### [Rows]

------

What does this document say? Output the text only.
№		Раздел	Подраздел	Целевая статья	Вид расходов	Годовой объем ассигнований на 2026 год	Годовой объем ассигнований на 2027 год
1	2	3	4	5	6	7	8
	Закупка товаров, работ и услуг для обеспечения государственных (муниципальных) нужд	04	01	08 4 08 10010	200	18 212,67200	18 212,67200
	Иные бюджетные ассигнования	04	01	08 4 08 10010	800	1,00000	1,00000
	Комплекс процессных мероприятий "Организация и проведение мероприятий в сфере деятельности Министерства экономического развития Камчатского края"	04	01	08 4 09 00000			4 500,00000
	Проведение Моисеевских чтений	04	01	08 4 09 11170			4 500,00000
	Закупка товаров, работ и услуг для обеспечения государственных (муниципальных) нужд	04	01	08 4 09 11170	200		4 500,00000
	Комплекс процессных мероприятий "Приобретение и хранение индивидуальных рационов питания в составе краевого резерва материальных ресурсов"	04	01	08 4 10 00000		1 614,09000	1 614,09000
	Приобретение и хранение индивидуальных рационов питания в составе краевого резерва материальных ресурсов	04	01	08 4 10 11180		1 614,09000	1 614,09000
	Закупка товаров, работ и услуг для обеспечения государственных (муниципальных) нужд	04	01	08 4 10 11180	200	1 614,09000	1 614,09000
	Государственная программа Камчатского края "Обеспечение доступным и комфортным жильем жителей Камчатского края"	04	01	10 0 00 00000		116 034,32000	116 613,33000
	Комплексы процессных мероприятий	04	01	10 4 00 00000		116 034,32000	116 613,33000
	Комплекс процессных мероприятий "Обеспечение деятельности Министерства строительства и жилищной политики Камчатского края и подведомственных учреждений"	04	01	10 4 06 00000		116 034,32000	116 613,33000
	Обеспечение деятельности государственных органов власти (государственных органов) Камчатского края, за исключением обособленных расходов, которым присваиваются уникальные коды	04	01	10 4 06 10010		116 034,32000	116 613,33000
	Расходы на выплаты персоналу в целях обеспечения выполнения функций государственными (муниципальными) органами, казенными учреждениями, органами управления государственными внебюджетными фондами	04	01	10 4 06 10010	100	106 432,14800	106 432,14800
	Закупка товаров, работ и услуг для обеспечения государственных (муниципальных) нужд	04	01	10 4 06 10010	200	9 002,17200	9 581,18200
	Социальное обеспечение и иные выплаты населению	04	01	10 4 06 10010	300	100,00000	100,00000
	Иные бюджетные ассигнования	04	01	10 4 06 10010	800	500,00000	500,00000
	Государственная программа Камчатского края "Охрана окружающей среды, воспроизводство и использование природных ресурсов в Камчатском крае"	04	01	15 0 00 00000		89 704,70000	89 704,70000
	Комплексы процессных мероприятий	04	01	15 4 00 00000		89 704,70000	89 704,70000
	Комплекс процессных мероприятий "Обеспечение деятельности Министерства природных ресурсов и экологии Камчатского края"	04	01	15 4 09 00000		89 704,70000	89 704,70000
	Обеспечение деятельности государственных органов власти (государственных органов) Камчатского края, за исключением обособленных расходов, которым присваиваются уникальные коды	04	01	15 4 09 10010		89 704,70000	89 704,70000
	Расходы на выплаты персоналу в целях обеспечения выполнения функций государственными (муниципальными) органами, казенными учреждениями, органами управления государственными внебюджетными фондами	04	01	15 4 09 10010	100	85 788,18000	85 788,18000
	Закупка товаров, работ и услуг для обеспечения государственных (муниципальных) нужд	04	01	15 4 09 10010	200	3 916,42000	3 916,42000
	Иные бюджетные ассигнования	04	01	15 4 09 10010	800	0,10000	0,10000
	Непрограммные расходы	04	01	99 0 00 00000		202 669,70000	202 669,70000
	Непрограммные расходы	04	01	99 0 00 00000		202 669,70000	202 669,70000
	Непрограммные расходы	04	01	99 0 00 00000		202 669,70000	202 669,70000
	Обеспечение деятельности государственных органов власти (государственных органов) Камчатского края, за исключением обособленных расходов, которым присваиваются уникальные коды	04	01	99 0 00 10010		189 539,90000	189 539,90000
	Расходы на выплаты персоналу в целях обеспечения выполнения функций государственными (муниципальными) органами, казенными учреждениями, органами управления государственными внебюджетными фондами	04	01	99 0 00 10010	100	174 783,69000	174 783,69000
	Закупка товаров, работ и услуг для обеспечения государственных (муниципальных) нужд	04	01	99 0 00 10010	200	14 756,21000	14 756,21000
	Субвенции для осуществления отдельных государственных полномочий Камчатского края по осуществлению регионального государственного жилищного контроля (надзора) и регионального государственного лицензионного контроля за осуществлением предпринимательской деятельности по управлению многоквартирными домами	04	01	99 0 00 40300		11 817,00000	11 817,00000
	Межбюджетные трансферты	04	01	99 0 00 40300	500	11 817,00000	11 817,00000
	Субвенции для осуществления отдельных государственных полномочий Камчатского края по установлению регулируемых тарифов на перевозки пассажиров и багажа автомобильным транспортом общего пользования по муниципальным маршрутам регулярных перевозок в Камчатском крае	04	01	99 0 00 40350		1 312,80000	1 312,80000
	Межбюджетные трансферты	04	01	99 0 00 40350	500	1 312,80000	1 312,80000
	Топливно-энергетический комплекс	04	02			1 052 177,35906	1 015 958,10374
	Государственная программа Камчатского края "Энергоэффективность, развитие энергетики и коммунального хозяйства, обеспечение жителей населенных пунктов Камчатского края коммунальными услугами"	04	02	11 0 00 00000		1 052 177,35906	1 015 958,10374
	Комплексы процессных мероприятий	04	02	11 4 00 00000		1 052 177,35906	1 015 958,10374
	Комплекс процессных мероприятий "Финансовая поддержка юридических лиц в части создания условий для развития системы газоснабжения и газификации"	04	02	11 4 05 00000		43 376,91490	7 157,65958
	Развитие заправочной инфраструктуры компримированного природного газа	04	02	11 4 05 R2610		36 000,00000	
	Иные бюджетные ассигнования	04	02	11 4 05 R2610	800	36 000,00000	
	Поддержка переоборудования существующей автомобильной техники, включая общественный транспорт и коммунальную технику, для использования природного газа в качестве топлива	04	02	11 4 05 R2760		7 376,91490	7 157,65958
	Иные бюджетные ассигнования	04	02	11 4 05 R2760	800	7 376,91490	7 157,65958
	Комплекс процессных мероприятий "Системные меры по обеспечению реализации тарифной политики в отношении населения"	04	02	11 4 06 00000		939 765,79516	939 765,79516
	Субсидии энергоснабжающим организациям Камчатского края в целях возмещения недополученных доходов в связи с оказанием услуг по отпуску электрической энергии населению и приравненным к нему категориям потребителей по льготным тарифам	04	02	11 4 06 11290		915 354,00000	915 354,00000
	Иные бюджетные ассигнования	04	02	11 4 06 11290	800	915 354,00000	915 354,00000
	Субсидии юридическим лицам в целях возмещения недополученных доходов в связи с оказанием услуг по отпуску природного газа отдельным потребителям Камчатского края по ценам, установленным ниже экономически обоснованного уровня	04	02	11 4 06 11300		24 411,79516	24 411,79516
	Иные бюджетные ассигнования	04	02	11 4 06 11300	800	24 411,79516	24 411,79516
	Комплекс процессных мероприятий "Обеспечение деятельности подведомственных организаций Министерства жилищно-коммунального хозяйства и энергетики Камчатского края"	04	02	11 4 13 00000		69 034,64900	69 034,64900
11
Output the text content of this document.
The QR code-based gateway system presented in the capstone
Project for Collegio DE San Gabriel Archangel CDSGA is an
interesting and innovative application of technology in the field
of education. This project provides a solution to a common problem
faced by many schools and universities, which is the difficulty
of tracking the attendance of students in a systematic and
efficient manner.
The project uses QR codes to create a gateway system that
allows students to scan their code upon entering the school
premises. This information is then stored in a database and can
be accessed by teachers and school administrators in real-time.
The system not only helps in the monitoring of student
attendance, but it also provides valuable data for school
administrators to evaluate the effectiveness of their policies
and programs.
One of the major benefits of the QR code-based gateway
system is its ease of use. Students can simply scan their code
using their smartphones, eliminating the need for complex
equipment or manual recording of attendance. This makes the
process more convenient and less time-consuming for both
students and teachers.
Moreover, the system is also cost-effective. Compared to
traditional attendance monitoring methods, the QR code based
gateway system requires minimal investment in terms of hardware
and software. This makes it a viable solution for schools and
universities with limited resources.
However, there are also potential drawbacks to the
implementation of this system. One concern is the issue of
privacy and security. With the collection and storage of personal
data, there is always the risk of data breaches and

------

### [Required task]
How many lines of the entries above hold the string "attendance"? Reply with the number alone.

### [Task output]
4